--- begin ---

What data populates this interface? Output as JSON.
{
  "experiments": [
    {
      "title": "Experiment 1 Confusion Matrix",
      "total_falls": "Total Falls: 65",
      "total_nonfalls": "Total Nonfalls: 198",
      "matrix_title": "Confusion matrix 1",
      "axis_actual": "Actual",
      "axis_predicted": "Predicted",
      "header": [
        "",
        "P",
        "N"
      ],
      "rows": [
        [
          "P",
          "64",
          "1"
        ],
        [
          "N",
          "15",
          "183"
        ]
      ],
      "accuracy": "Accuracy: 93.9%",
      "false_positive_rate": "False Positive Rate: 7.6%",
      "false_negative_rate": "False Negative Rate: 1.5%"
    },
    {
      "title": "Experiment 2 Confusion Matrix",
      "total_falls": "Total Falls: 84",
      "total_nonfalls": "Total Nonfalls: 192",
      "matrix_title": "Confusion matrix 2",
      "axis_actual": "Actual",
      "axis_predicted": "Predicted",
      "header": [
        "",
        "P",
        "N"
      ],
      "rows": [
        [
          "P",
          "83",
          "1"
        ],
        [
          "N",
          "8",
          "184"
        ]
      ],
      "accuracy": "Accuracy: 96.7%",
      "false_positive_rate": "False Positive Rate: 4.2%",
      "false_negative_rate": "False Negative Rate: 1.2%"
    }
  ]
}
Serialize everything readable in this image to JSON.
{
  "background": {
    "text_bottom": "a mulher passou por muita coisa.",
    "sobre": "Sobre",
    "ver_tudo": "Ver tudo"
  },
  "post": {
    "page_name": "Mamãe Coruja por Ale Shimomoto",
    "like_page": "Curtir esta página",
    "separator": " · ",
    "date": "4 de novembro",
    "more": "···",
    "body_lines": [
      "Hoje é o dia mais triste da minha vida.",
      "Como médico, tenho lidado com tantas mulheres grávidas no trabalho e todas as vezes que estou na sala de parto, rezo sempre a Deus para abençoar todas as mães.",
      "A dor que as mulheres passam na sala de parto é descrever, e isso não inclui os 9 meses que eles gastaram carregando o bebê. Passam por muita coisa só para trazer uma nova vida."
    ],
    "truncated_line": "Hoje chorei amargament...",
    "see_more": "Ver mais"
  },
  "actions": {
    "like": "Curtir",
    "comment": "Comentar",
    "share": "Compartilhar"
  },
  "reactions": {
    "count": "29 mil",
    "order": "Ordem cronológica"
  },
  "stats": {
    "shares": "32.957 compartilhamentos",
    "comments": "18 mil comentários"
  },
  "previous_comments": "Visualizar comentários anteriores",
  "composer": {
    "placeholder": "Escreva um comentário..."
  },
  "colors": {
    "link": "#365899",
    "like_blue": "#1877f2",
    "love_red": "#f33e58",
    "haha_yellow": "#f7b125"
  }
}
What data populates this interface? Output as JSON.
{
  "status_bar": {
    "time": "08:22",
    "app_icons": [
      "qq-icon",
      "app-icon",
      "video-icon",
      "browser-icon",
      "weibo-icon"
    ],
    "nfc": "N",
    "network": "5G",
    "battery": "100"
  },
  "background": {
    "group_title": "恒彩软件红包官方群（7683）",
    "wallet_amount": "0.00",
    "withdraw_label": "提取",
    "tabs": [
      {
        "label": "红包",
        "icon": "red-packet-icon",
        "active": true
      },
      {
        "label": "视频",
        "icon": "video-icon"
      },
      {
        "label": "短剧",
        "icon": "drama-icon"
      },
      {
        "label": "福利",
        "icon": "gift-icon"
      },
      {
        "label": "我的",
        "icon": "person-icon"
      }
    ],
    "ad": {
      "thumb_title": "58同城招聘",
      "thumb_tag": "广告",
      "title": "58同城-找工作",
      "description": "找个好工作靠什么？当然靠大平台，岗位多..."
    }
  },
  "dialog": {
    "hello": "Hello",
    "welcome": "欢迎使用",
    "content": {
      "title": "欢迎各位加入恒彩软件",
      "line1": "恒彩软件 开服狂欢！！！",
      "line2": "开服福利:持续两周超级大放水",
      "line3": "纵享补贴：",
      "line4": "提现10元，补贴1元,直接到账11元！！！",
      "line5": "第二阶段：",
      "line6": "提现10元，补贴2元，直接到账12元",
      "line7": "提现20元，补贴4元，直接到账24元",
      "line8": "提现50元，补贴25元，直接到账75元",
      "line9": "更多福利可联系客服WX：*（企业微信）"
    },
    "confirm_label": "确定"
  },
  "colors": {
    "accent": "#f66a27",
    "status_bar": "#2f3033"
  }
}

--- end ---

Request:
Within the material above, find the lines that contain the word "comentários"; copy them.

In response:
    "comments": "18 mil comentários"
  "previous_comments": "Visualizar comentários anteriores",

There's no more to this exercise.